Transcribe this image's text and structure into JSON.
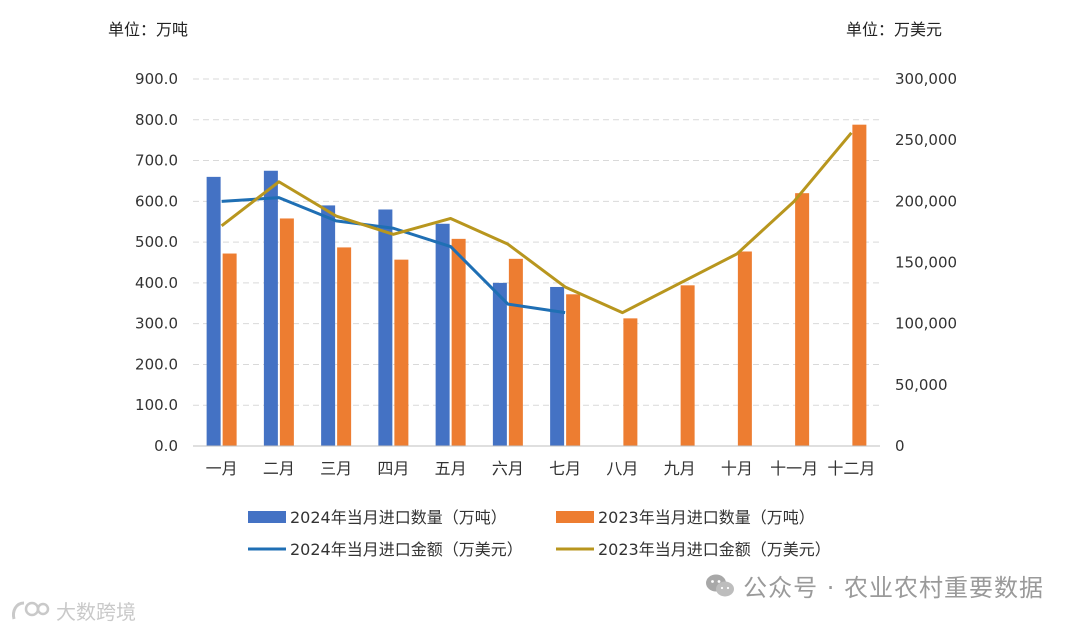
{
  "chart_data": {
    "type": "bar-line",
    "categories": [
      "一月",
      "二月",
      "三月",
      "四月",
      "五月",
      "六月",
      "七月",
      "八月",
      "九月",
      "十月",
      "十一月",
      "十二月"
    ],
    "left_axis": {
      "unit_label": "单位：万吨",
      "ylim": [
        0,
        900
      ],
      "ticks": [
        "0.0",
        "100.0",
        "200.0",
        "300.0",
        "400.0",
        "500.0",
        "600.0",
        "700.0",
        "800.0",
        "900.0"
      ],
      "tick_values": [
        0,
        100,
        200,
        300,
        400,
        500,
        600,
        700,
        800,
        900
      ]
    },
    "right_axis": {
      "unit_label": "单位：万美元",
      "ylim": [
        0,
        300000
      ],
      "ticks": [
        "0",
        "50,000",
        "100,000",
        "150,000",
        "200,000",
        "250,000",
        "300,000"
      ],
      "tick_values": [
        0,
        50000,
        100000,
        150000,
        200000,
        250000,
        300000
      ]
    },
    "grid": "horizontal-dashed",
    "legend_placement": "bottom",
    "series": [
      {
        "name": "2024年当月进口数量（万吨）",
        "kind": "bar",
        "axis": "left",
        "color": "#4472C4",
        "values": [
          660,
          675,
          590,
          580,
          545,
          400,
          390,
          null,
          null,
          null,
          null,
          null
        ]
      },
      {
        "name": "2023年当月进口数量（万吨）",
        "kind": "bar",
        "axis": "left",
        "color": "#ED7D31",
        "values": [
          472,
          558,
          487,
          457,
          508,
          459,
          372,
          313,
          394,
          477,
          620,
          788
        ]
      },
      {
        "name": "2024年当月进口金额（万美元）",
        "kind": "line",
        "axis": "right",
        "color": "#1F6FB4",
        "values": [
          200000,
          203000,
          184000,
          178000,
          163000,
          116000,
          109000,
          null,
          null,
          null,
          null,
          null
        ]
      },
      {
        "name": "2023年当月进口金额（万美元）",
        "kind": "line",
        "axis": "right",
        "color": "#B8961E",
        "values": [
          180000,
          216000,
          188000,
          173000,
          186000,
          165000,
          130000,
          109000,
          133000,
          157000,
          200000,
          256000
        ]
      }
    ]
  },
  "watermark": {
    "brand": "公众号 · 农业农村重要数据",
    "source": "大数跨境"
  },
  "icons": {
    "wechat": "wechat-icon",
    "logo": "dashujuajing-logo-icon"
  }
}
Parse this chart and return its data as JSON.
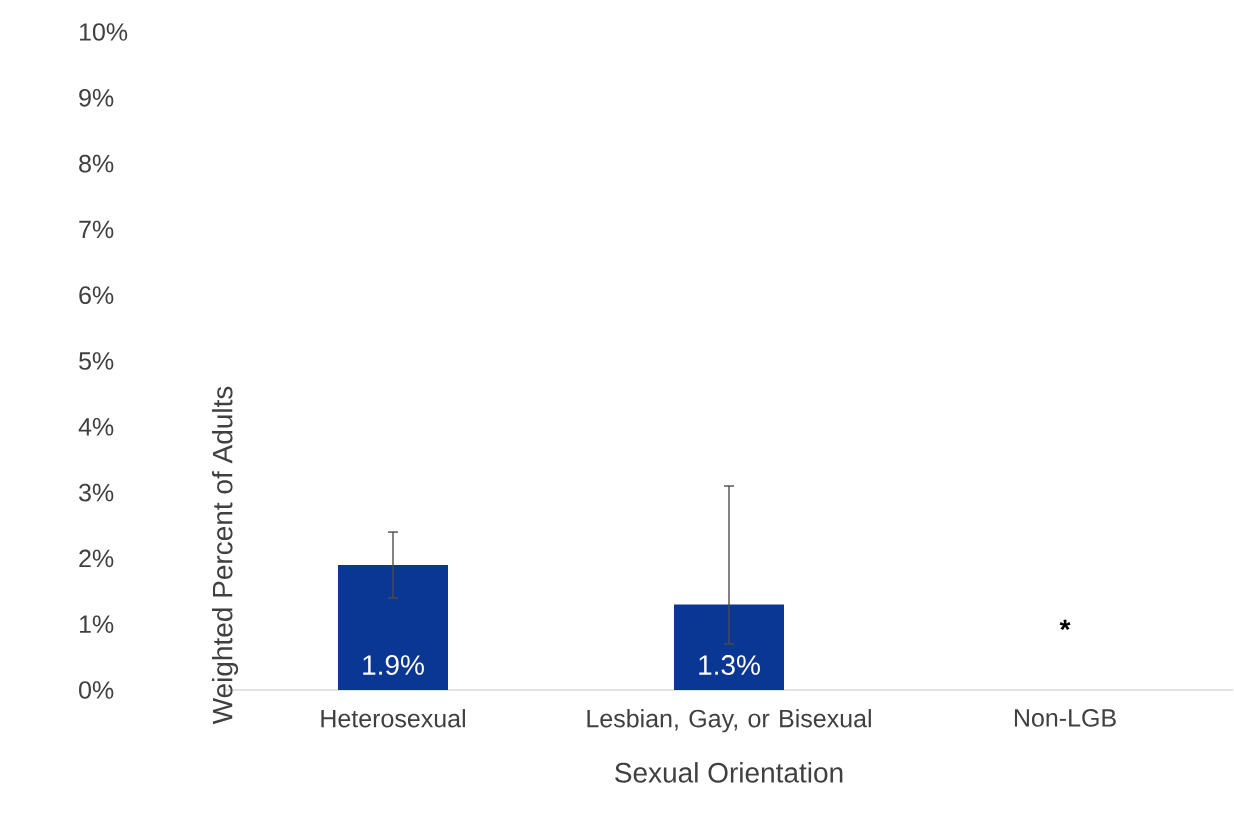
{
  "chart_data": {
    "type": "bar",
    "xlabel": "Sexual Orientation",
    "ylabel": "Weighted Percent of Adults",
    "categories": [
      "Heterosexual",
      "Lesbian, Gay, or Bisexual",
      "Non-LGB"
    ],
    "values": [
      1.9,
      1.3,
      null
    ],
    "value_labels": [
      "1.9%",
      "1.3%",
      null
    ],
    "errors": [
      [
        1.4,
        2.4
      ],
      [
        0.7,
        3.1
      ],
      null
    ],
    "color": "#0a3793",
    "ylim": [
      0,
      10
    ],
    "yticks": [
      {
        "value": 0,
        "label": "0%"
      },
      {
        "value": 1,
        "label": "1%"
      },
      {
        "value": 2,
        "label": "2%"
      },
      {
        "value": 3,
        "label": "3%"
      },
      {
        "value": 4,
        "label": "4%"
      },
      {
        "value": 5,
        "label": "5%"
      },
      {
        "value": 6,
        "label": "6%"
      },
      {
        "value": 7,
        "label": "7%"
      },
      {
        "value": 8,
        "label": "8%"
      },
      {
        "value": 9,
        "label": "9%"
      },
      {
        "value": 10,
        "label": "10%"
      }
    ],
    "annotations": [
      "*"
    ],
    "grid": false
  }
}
---
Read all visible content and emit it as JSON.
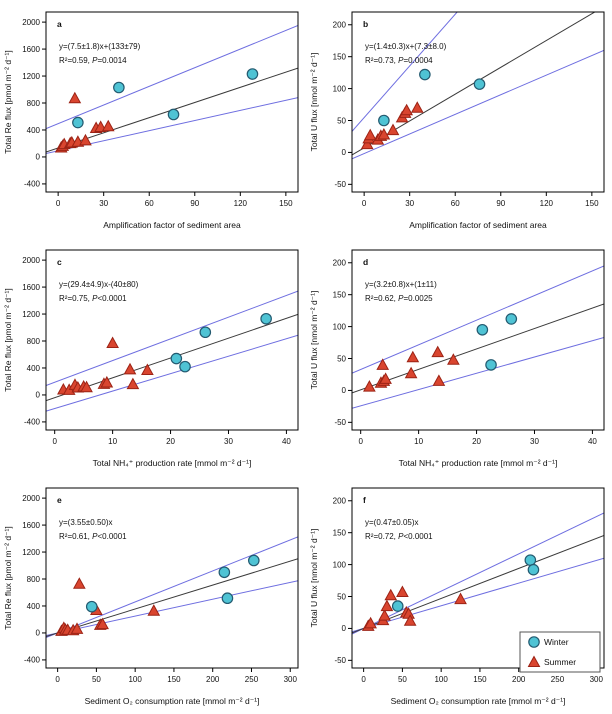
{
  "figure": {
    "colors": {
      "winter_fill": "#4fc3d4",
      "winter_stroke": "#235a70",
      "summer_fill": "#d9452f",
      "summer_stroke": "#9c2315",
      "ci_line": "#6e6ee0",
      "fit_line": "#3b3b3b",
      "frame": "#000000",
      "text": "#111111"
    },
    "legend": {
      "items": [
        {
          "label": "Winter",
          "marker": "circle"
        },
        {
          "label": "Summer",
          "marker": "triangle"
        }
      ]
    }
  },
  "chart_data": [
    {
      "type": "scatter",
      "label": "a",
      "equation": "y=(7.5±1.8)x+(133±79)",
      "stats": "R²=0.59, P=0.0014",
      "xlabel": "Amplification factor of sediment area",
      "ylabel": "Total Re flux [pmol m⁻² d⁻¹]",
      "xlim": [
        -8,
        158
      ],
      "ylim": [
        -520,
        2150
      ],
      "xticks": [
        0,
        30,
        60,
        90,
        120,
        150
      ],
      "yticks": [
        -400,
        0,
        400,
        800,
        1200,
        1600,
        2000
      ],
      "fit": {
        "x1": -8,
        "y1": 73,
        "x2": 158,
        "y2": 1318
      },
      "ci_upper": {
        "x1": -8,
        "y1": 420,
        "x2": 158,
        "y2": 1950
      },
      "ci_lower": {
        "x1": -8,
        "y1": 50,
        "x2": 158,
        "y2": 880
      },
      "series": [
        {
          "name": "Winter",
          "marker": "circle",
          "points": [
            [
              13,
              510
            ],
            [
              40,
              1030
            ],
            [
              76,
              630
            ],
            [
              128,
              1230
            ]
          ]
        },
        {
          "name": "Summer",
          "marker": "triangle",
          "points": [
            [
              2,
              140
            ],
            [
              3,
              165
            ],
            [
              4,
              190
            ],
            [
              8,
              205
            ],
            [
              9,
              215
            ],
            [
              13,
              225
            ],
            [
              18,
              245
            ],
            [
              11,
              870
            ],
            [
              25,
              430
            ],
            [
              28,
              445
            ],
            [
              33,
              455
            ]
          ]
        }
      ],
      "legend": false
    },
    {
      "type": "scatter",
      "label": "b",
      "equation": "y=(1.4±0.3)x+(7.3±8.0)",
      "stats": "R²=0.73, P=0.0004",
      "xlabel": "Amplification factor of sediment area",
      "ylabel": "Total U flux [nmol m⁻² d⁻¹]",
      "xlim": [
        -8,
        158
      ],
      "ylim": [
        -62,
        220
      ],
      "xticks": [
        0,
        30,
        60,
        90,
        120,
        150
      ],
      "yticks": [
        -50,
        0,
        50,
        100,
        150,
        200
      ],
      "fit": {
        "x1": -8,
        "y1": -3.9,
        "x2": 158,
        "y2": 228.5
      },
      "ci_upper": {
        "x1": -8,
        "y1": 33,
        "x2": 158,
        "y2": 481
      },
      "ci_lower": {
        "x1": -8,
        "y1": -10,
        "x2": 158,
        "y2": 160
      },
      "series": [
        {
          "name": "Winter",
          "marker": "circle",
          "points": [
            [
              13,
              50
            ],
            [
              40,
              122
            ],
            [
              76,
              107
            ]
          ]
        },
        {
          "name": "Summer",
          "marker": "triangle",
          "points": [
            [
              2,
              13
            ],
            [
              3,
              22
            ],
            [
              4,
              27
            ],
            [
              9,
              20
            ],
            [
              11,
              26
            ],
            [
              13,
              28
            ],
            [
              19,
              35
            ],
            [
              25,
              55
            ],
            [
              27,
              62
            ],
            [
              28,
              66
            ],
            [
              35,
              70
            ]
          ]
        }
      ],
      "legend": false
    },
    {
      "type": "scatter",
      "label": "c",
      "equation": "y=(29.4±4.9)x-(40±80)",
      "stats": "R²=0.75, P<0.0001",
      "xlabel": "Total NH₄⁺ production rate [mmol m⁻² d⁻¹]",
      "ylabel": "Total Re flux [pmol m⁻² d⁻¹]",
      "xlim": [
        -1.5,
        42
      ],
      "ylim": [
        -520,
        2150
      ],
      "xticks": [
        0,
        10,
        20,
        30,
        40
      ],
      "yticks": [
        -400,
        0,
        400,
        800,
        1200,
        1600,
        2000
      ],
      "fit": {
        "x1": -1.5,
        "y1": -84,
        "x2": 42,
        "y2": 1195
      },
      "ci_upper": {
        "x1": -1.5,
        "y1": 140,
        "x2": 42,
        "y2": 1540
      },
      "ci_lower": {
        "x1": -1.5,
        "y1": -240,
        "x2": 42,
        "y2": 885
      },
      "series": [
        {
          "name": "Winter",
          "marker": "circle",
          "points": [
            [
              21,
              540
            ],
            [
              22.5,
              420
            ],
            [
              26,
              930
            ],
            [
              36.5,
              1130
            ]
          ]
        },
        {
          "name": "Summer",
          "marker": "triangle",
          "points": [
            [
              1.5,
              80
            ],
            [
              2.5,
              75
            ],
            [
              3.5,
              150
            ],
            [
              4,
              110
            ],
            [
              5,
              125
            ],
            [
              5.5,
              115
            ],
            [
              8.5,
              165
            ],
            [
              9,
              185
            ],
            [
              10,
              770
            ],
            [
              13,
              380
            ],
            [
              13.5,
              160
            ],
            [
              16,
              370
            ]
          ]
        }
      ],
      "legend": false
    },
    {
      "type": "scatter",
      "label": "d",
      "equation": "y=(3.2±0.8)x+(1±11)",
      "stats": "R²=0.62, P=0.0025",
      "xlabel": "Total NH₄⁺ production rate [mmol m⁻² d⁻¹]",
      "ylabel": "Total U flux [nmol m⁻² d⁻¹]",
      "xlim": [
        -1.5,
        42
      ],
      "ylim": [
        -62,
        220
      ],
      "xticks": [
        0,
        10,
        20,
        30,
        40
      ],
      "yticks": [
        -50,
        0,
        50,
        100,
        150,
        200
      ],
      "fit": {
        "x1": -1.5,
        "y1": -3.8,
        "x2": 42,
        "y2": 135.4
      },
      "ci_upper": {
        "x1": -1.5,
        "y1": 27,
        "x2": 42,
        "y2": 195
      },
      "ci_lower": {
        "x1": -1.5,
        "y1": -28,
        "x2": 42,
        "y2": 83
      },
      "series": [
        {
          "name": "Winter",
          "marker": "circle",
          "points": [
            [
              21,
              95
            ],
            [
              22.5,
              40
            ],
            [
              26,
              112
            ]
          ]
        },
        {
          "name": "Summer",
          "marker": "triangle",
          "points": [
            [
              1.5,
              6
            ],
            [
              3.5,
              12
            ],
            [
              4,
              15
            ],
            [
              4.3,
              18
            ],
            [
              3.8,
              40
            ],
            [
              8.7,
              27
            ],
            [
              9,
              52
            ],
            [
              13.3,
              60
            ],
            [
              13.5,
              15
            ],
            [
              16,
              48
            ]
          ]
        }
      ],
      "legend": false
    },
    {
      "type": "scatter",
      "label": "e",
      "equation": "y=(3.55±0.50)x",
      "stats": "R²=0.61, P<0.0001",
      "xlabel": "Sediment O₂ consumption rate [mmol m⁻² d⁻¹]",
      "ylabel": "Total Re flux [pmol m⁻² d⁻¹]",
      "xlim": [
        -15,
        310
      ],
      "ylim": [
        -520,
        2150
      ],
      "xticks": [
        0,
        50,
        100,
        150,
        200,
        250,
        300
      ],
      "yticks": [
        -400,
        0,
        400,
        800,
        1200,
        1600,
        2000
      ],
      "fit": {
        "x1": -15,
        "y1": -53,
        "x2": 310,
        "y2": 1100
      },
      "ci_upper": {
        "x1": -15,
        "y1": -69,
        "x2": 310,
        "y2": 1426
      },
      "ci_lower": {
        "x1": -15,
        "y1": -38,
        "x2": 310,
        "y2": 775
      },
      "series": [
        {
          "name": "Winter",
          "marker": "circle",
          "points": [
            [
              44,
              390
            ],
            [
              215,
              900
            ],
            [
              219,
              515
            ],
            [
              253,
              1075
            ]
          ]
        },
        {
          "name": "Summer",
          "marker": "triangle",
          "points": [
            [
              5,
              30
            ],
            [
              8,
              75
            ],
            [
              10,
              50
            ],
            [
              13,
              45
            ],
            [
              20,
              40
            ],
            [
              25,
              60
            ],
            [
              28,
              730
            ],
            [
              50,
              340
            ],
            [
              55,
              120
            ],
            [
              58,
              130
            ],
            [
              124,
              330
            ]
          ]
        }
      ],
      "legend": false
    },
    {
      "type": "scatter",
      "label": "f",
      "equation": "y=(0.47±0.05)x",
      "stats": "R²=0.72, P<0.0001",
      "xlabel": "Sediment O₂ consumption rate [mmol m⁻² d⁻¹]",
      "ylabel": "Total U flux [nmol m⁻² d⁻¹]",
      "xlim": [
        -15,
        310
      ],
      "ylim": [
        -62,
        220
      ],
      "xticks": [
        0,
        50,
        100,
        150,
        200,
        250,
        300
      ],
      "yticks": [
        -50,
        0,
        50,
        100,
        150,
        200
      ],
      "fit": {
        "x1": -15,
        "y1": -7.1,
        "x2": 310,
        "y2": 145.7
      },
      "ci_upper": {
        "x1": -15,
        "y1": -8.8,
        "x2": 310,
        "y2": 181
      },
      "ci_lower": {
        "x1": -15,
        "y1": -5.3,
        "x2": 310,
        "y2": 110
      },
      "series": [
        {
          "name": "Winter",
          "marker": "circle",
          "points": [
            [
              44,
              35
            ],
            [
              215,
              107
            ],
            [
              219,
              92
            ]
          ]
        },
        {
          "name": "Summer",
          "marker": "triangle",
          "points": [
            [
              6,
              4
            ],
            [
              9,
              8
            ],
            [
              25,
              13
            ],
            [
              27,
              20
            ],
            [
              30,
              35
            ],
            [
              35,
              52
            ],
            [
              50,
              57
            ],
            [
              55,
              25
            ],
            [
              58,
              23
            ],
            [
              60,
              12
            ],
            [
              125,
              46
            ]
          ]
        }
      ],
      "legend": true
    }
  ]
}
---
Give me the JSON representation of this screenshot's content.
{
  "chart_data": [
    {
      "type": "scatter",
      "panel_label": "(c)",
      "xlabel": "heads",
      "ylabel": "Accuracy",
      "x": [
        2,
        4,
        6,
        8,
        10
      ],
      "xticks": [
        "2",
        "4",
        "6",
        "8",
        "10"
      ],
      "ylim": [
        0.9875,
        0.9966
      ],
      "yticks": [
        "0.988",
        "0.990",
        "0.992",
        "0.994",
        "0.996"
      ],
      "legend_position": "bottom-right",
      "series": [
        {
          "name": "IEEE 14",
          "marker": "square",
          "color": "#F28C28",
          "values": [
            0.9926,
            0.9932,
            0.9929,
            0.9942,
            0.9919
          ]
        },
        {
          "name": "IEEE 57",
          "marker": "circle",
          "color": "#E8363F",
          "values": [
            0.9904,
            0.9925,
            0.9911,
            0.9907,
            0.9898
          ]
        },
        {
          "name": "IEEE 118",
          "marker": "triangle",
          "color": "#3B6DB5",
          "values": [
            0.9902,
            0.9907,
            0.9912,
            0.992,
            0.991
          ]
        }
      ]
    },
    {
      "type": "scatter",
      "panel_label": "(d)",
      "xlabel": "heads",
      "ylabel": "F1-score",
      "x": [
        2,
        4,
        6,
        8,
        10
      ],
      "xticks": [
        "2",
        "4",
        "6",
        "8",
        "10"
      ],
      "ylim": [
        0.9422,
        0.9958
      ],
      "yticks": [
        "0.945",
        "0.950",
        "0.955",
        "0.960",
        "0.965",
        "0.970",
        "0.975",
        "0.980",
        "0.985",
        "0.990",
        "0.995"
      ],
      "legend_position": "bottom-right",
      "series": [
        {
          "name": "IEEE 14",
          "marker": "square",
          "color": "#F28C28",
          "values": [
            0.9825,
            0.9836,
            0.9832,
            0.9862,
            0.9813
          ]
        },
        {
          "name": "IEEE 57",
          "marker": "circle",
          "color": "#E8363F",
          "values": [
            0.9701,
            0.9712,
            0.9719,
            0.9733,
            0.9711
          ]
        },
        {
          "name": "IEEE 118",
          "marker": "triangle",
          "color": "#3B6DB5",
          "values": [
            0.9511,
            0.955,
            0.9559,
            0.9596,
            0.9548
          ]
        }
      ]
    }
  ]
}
---
→ **Prompt**
Copy in full each line that holds the word "stats".

→ **Exercise output**
      "stats": "R²=0.59, P=0.0014",
      "stats": "R²=0.73, P=0.0004",
      "stats": "R²=0.75, P<0.0001",
      "stats": "R²=0.62, P=0.0025",
      "stats": "R²=0.61, P<0.0001",
      "stats": "R²=0.72, P<0.0001",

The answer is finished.